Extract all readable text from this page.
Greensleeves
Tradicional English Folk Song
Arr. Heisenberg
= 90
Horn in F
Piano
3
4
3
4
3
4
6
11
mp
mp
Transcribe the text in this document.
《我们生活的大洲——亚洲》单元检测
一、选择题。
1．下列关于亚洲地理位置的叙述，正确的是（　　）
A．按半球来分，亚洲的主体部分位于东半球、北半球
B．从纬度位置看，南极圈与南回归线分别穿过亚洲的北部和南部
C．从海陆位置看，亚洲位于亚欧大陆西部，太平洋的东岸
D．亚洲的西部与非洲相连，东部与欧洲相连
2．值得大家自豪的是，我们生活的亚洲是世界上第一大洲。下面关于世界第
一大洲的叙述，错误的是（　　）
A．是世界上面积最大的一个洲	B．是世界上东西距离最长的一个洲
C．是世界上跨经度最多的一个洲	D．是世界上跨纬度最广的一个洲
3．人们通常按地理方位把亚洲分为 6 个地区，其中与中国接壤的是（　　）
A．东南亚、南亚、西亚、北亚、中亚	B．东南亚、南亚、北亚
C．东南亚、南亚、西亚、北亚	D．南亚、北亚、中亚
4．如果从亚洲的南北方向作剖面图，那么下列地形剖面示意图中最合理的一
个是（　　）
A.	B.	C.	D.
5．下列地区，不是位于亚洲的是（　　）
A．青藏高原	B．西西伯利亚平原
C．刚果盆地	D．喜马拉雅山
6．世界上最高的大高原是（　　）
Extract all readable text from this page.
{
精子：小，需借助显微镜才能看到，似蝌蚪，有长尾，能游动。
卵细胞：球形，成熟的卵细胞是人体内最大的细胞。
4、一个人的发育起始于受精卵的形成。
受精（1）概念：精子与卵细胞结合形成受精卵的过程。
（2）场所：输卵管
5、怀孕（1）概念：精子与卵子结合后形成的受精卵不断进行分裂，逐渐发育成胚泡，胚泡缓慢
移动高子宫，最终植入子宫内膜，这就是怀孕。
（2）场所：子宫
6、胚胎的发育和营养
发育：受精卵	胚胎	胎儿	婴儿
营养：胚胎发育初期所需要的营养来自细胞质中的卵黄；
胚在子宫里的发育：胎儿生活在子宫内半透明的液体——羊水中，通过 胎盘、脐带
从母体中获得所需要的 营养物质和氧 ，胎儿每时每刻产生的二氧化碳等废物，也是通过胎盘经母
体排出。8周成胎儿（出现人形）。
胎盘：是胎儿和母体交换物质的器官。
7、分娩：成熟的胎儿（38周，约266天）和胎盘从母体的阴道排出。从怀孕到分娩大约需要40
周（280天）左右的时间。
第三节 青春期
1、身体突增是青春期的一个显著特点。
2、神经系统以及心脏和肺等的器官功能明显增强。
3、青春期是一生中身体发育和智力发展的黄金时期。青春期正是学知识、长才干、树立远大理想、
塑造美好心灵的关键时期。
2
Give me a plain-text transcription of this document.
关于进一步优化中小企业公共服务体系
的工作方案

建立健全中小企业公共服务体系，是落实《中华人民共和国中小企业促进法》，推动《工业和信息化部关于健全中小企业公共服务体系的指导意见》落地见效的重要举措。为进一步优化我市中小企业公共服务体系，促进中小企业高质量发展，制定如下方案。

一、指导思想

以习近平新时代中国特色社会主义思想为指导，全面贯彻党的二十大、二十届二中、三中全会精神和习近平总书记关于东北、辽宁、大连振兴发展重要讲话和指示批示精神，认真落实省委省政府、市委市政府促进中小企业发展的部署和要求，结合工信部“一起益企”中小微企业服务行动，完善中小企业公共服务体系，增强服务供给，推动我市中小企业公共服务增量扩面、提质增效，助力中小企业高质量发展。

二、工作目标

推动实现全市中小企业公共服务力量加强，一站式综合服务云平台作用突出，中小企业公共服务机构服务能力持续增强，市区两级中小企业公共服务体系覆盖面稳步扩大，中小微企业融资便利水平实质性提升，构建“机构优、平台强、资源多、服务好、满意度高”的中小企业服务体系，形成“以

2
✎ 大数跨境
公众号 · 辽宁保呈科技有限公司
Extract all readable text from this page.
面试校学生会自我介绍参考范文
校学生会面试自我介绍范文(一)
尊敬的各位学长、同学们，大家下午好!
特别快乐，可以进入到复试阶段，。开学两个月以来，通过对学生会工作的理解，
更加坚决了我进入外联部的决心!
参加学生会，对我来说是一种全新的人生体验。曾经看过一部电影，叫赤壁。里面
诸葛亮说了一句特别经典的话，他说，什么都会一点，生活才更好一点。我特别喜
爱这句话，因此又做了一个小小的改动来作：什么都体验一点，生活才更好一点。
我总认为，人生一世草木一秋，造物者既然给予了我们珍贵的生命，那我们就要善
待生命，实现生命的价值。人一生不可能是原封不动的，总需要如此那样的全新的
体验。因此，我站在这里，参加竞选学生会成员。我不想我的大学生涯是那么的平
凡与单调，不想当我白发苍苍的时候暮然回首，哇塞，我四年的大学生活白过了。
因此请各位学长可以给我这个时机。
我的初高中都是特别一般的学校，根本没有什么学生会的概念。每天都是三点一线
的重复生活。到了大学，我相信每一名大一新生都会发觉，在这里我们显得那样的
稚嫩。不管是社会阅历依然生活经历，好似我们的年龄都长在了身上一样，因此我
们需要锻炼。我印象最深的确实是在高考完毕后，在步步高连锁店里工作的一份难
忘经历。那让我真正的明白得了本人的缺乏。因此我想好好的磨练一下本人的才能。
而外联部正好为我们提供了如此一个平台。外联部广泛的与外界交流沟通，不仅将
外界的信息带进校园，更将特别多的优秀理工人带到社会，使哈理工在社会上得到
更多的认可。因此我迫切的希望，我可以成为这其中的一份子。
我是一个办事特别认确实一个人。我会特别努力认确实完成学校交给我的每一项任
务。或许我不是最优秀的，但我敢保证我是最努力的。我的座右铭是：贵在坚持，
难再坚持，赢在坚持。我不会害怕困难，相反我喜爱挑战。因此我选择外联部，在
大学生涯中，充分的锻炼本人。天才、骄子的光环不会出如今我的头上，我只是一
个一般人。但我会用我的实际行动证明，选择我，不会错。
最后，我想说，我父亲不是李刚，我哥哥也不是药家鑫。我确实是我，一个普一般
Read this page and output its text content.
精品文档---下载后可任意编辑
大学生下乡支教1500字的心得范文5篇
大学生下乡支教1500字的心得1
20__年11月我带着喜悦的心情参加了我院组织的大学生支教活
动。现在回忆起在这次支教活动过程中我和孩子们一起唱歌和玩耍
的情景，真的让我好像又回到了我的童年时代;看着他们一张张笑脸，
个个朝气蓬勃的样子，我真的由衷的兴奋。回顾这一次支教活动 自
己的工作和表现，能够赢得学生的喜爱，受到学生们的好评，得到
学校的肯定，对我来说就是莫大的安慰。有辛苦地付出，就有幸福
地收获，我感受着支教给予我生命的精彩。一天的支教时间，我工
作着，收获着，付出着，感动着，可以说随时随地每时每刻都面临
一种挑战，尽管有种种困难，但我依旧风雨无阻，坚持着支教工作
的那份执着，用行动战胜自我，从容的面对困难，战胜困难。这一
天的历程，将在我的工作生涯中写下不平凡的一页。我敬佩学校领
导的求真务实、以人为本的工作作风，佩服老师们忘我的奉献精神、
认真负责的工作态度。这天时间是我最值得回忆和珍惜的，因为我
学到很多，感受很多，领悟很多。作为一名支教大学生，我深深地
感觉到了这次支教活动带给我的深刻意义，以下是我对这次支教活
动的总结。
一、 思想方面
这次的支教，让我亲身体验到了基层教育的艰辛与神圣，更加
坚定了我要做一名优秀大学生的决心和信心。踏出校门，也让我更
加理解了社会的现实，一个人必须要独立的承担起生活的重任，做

****************

Your goal: Extract all lines as given.

Task solution:
Extract all readable text from this page.
Greensleeves
Tradicional English Folk Song
Arr. Heisenberg
= 90
Horn in F
Piano
3
4
3
4
3
4
6
11
mp
mp
Transcribe the text in this document.
《我们生活的大洲——亚洲》单元检测
一、选择题。
1．下列关于亚洲地理位置的叙述，正确的是（　　）
A．按半球来分，亚洲的主体部分位于东半球、北半球
B．从纬度位置看，南极圈与南回归线分别穿过亚洲的北部和南部
C．从海陆位置看，亚洲位于亚欧大陆西部，太平洋的东岸
D．亚洲的西部与非洲相连，东部与欧洲相连
2．值得大家自豪的是，我们生活的亚洲是世界上第一大洲。下面关于世界第
一大洲的叙述，错误的是（　　）
A．是世界上面积最大的一个洲	B．是世界上东西距离最长的一个洲
C．是世界上跨经度最多的一个洲	D．是世界上跨纬度最广的一个洲
3．人们通常按地理方位把亚洲分为 6 个地区，其中与中国接壤的是（　　）
A．东南亚、南亚、西亚、北亚、中亚	B．东南亚、南亚、北亚
C．东南亚、南亚、西亚、北亚	D．南亚、北亚、中亚
4．如果从亚洲的南北方向作剖面图，那么下列地形剖面示意图中最合理的一
个是（　　）
A.	B.	C.	D.
5．下列地区，不是位于亚洲的是（　　）
A．青藏高原	B．西西伯利亚平原
C．刚果盆地	D．喜马拉雅山
6．世界上最高的大高原是（　　）
Extract all readable text from this page.
{
精子：小，需借助显微镜才能看到，似蝌蚪，有长尾，能游动。
卵细胞：球形，成熟的卵细胞是人体内最大的细胞。
4、一个人的发育起始于受精卵的形成。
受精（1）概念：精子与卵细胞结合形成受精卵的过程。
（2）场所：输卵管
5、怀孕（1）概念：精子与卵子结合后形成的受精卵不断进行分裂，逐渐发育成胚泡，胚泡缓慢
移动高子宫，最终植入子宫内膜，这就是怀孕。
（2）场所：子宫
6、胚胎的发育和营养
发育：受精卵	胚胎	胎儿	婴儿
营养：胚胎发育初期所需要的营养来自细胞质中的卵黄；
胚在子宫里的发育：胎儿生活在子宫内半透明的液体——羊水中，通过 胎盘、脐带
从母体中获得所需要的 营养物质和氧 ，胎儿每时每刻产生的二氧化碳等废物，也是通过胎盘经母
体排出。8周成胎儿（出现人形）。
胎盘：是胎儿和母体交换物质的器官。
7、分娩：成熟的胎儿（38周，约266天）和胎盘从母体的阴道排出。从怀孕到分娩大约需要40
周（280天）左右的时间。
第三节 青春期
1、身体突增是青春期的一个显著特点。
2、神经系统以及心脏和肺等的器官功能明显增强。
3、青春期是一生中身体发育和智力发展的黄金时期。青春期正是学知识、长才干、树立远大理想、
塑造美好心灵的关键时期。
2
Give me a plain-text transcription of this document.
关于进一步优化中小企业公共服务体系
的工作方案

建立健全中小企业公共服务体系，是落实《中华人民共和国中小企业促进法》，推动《工业和信息化部关于健全中小企业公共服务体系的指导意见》落地见效的重要举措。为进一步优化我市中小企业公共服务体系，促进中小企业高质量发展，制定如下方案。

一、指导思想

以习近平新时代中国特色社会主义思想为指导，全面贯彻党的二十大、二十届二中、三中全会精神和习近平总书记关于东北、辽宁、大连振兴发展重要讲话和指示批示精神，认真落实省委省政府、市委市政府促进中小企业发展的部署和要求，结合工信部“一起益企”中小微企业服务行动，完善中小企业公共服务体系，增强服务供给，推动我市中小企业公共服务增量扩面、提质增效，助力中小企业高质量发展。

二、工作目标

推动实现全市中小企业公共服务力量加强，一站式综合服务云平台作用突出，中小企业公共服务机构服务能力持续增强，市区两级中小企业公共服务体系覆盖面稳步扩大，中小微企业融资便利水平实质性提升，构建“机构优、平台强、资源多、服务好、满意度高”的中小企业服务体系，形成“以

2
✎ 大数跨境
公众号 · 辽宁保呈科技有限公司
Extract all readable text from this page.
面试校学生会自我介绍参考范文
校学生会面试自我介绍范文(一)
尊敬的各位学长、同学们，大家下午好!
特别快乐，可以进入到复试阶段，。开学两个月以来，通过对学生会工作的理解，
更加坚决了我进入外联部的决心!
参加学生会，对我来说是一种全新的人生体验。曾经看过一部电影，叫赤壁。里面
诸葛亮说了一句特别经典的话，他说，什么都会一点，生活才更好一点。我特别喜
爱这句话，因此又做了一个小小的改动来作：什么都体验一点，生活才更好一点。
我总认为，人生一世草木一秋，造物者既然给予了我们珍贵的生命，那我们就要善
待生命，实现生命的价值。人一生不可能是原封不动的，总需要如此那样的全新的
体验。因此，我站在这里，参加竞选学生会成员。我不想我的大学生涯是那么的平
凡与单调，不想当我白发苍苍的时候暮然回首，哇塞，我四年的大学生活白过了。
因此请各位学长可以给我这个时机。
我的初高中都是特别一般的学校，根本没有什么学生会的概念。每天都是三点一线
的重复生活。到了大学，我相信每一名大一新生都会发觉，在这里我们显得那样的
稚嫩。不管是社会阅历依然生活经历，好似我们的年龄都长在了身上一样，因此我
们需要锻炼。我印象最深的确实是在高考完毕后，在步步高连锁店里工作的一份难
忘经历。那让我真正的明白得了本人的缺乏。因此我想好好的磨练一下本人的才能。
而外联部正好为我们提供了如此一个平台。外联部广泛的与外界交流沟通，不仅将
外界的信息带进校园，更将特别多的优秀理工人带到社会，使哈理工在社会上得到
更多的认可。因此我迫切的希望，我可以成为这其中的一份子。
我是一个办事特别认确实一个人。我会特别努力认确实完成学校交给我的每一项任
务。或许我不是最优秀的，但我敢保证我是最努力的。我的座右铭是：贵在坚持，
难再坚持，赢在坚持。我不会害怕困难，相反我喜爱挑战。因此我选择外联部，在
大学生涯中，充分的锻炼本人。天才、骄子的光环不会出如今我的头上，我只是一
个一般人。但我会用我的实际行动证明，选择我，不会错。
最后，我想说，我父亲不是李刚，我哥哥也不是药家鑫。我确实是我，一个普一般
Read this page and output its text content.
精品文档---下载后可任意编辑
大学生下乡支教1500字的心得范文5篇
大学生下乡支教1500字的心得1
20__年11月我带着喜悦的心情参加了我院组织的大学生支教活
动。现在回忆起在这次支教活动过程中我和孩子们一起唱歌和玩耍
的情景，真的让我好像又回到了我的童年时代;看着他们一张张笑脸，
个个朝气蓬勃的样子，我真的由衷的兴奋。回顾这一次支教活动 自
己的工作和表现，能够赢得学生的喜爱，受到学生们的好评，得到
学校的肯定，对我来说就是莫大的安慰。有辛苦地付出，就有幸福
地收获，我感受着支教给予我生命的精彩。一天的支教时间，我工
作着，收获着，付出着，感动着，可以说随时随地每时每刻都面临
一种挑战，尽管有种种困难，但我依旧风雨无阻，坚持着支教工作
的那份执着，用行动战胜自我，从容的面对困难，战胜困难。这一
天的历程，将在我的工作生涯中写下不平凡的一页。我敬佩学校领
导的求真务实、以人为本的工作作风，佩服老师们忘我的奉献精神、
认真负责的工作态度。这天时间是我最值得回忆和珍惜的，因为我
学到很多，感受很多，领悟很多。作为一名支教大学生，我深深地
感觉到了这次支教活动带给我的深刻意义，以下是我对这次支教活
动的总结。
一、 思想方面
这次的支教，让我亲身体验到了基层教育的艰辛与神圣，更加
坚定了我要做一名优秀大学生的决心和信心。踏出校门，也让我更
加理解了社会的现实，一个人必须要独立的承担起生活的重任，做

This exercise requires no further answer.